> _REQUIREMENTS_
Pull every line containing "that" from the entries.
>> start
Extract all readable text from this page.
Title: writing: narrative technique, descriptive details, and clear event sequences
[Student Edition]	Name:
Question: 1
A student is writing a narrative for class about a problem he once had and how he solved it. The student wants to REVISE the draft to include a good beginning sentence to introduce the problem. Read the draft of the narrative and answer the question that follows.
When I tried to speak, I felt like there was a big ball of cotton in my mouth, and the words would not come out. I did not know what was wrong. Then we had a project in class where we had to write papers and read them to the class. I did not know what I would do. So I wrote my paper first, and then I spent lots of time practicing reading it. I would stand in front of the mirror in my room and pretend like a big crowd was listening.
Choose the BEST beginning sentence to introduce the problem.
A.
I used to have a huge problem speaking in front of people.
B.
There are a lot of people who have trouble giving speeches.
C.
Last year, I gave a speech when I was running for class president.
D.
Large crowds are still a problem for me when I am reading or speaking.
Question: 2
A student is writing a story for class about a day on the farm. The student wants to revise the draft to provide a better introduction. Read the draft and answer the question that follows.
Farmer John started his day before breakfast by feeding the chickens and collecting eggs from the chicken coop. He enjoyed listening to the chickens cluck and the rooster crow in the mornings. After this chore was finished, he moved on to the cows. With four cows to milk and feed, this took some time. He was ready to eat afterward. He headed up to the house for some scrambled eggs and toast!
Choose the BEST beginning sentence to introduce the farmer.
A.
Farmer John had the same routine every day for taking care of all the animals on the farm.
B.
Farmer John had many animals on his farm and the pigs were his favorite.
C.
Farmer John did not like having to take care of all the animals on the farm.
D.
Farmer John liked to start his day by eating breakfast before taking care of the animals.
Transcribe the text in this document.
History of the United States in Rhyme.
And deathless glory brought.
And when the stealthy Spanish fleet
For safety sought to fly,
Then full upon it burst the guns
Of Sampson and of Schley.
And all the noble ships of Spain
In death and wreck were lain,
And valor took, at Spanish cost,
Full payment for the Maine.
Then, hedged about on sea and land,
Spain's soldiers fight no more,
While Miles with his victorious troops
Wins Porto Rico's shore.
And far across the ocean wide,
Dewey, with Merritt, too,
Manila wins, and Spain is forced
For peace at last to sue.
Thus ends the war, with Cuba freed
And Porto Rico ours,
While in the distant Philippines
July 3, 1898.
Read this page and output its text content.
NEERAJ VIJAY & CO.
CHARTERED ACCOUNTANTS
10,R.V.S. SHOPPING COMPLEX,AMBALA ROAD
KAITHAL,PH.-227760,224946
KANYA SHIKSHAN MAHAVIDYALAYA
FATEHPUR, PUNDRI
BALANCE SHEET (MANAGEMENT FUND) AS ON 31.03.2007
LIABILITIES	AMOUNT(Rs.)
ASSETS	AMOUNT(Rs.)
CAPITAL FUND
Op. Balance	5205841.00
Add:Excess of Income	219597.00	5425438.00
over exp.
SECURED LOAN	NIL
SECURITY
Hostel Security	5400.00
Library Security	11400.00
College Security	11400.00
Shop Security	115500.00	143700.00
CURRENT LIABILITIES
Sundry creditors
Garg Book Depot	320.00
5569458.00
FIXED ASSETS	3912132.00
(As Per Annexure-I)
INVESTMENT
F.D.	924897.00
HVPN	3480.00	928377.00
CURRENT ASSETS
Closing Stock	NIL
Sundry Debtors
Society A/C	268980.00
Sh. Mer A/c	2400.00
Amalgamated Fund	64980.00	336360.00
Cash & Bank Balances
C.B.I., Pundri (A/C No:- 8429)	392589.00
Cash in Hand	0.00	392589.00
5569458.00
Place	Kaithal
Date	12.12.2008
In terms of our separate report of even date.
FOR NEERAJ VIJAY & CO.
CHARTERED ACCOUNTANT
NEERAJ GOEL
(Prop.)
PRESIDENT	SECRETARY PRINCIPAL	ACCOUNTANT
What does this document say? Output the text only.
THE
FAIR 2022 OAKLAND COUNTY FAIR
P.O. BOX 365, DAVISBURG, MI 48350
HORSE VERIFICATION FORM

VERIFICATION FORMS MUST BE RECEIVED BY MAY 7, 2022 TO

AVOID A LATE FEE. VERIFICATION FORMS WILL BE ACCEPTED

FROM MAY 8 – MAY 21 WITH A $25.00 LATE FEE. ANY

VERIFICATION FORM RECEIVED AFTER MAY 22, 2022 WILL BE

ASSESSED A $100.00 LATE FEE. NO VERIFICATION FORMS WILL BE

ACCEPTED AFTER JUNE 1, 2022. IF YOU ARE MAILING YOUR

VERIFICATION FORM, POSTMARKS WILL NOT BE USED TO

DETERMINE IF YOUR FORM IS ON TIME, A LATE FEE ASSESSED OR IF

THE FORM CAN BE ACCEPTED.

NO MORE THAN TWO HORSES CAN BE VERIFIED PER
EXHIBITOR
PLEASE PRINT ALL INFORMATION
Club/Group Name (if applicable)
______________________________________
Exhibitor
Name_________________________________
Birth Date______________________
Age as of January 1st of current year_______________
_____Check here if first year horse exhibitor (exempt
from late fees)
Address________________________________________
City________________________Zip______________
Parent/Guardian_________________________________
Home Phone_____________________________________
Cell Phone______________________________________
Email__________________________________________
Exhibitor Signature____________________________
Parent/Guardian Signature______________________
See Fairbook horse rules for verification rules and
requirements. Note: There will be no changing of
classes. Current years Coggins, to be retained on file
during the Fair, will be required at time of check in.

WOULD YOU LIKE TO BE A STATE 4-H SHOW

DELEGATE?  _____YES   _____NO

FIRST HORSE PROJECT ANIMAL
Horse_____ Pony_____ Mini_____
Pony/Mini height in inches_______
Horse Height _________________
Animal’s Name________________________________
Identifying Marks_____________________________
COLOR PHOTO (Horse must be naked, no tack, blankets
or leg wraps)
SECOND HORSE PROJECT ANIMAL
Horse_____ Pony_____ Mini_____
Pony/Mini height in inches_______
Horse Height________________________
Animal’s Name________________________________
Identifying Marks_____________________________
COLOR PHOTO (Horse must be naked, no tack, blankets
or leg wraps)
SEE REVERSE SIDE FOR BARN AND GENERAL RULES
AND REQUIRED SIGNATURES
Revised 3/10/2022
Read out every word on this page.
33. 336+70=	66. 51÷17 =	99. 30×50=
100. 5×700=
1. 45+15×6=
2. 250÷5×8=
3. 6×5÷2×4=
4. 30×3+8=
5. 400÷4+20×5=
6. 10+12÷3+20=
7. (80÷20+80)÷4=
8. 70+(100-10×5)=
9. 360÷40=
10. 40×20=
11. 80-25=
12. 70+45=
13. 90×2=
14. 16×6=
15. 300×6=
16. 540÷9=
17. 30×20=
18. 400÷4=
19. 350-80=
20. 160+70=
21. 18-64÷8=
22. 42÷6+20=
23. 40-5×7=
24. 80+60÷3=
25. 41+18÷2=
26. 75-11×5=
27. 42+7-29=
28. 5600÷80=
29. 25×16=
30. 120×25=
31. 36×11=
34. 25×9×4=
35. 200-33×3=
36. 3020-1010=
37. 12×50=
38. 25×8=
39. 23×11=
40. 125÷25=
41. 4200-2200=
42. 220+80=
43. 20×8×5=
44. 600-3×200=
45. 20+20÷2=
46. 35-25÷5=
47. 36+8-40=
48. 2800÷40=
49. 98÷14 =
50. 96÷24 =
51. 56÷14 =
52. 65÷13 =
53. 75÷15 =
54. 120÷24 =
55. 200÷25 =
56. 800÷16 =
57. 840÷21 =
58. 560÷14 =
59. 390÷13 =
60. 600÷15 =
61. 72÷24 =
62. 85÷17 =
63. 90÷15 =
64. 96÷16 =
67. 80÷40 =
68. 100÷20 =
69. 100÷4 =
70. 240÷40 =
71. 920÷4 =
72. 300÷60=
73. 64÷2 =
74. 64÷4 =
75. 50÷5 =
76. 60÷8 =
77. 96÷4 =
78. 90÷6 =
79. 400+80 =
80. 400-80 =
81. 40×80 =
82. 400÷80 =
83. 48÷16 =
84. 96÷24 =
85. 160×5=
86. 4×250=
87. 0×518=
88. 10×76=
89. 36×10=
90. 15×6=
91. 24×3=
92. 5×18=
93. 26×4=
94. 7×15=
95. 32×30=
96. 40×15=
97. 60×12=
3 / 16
>> end
> _COMPLETED TASK_
A student is writing a narrative for class about a problem he once had and how he solved it. The student wants to REVISE the draft to include a good beginning sentence to introduce the problem. Read the draft of the narrative and answer the question that follows.
A student is writing a story for class about a day on the farm. The student wants to revise the draft to provide a better introduction. Read the draft and answer the question that follows.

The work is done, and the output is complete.